REQUEST —
Please give the listing again in its entirety, exactly as written.

>> BEGIN DATA FOR THIS TASK

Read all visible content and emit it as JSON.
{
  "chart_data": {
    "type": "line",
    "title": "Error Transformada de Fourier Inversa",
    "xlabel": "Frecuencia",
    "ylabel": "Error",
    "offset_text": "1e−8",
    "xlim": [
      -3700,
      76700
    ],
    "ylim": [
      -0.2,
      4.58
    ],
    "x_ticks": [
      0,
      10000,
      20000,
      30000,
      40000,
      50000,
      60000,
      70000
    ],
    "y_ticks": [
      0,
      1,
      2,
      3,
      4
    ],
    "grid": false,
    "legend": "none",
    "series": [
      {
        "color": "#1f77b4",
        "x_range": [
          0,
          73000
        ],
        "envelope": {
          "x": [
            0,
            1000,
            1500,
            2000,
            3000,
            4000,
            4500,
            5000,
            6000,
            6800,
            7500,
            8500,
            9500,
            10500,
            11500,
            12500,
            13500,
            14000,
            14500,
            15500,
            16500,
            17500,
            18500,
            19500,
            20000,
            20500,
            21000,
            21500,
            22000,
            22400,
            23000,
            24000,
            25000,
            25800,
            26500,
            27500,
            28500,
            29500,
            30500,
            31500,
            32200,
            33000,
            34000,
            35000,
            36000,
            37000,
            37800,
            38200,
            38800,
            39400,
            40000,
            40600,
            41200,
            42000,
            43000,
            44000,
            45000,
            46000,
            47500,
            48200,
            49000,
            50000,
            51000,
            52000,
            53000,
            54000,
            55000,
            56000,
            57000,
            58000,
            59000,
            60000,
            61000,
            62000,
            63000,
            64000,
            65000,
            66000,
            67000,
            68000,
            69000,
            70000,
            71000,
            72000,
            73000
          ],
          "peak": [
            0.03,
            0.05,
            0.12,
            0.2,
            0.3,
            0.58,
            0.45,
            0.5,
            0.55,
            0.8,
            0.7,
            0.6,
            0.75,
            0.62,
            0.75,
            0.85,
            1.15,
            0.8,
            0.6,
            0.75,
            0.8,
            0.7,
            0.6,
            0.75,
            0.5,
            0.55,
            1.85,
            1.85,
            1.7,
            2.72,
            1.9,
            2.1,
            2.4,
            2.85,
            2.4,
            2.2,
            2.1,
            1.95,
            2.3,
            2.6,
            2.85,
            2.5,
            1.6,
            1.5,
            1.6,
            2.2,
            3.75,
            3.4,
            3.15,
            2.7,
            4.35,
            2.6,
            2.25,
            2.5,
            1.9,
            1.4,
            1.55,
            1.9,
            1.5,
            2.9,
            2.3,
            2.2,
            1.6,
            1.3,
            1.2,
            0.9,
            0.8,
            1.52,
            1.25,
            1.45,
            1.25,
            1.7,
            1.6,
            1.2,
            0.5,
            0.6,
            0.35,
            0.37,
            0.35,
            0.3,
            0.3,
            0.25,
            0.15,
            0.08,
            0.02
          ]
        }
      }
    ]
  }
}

>> END DATA FOR THIS TASK

TASK ANSWER —
Read all visible content and emit it as JSON.
{
  "chart_data": {
    "type": "line",
    "title": "Error Transformada de Fourier Inversa",
    "xlabel": "Frecuencia",
    "ylabel": "Error",
    "offset_text": "1e−8",
    "xlim": [
      -3700,
      76700
    ],
    "ylim": [
      -0.2,
      4.58
    ],
    "x_ticks": [
      0,
      10000,
      20000,
      30000,
      40000,
      50000,
      60000,
      70000
    ],
    "y_ticks": [
      0,
      1,
      2,
      3,
      4
    ],
    "grid": false,
    "legend": "none",
    "series": [
      {
        "color": "#1f77b4",
        "x_range": [
          0,
          73000
        ],
        "envelope": {
          "x": [
            0,
            1000,
            1500,
            2000,
            3000,
            4000,
            4500,
            5000,
            6000,
            6800,
            7500,
            8500,
            9500,
            10500,
            11500,
            12500,
            13500,
            14000,
            14500,
            15500,
            16500,
            17500,
            18500,
            19500,
            20000,
            20500,
            21000,
            21500,
            22000,
            22400,
            23000,
            24000,
            25000,
            25800,
            26500,
            27500,
            28500,
            29500,
            30500,
            31500,
            32200,
            33000,
            34000,
            35000,
            36000,
            37000,
            37800,
            38200,
            38800,
            39400,
            40000,
            40600,
            41200,
            42000,
            43000,
            44000,
            45000,
            46000,
            47500,
            48200,
            49000,
            50000,
            51000,
            52000,
            53000,
            54000,
            55000,
            56000,
            57000,
            58000,
            59000,
            60000,
            61000,
            62000,
            63000,
            64000,
            65000,
            66000,
            67000,
            68000,
            69000,
            70000,
            71000,
            72000,
            73000
          ],
          "peak": [
            0.03,
            0.05,
            0.12,
            0.2,
            0.3,
            0.58,
            0.45,
            0.5,
            0.55,
            0.8,
            0.7,
            0.6,
            0.75,
            0.62,
            0.75,
            0.85,
            1.15,
            0.8,
            0.6,
            0.75,
            0.8,
            0.7,
            0.6,
            0.75,
            0.5,
            0.55,
            1.85,
            1.85,
            1.7,
            2.72,
            1.9,
            2.1,
            2.4,
            2.85,
            2.4,
            2.2,
            2.1,
            1.95,
            2.3,
            2.6,
            2.85,
            2.5,
            1.6,
            1.5,
            1.6,
            2.2,
            3.75,
            3.4,
            3.15,
            2.7,
            4.35,
            2.6,
            2.25,
            2.5,
            1.9,
            1.4,
            1.55,
            1.9,
            1.5,
            2.9,
            2.3,
            2.2,
            1.6,
            1.3,
            1.2,
            0.9,
            0.8,
            1.52,
            1.25,
            1.45,
            1.25,
            1.7,
            1.6,
            1.2,
            0.5,
            0.6,
            0.35,
            0.37,
            0.35,
            0.3,
            0.3,
            0.25,
            0.15,
            0.08,
            0.02
          ]
        }
      }
    ]
  }
}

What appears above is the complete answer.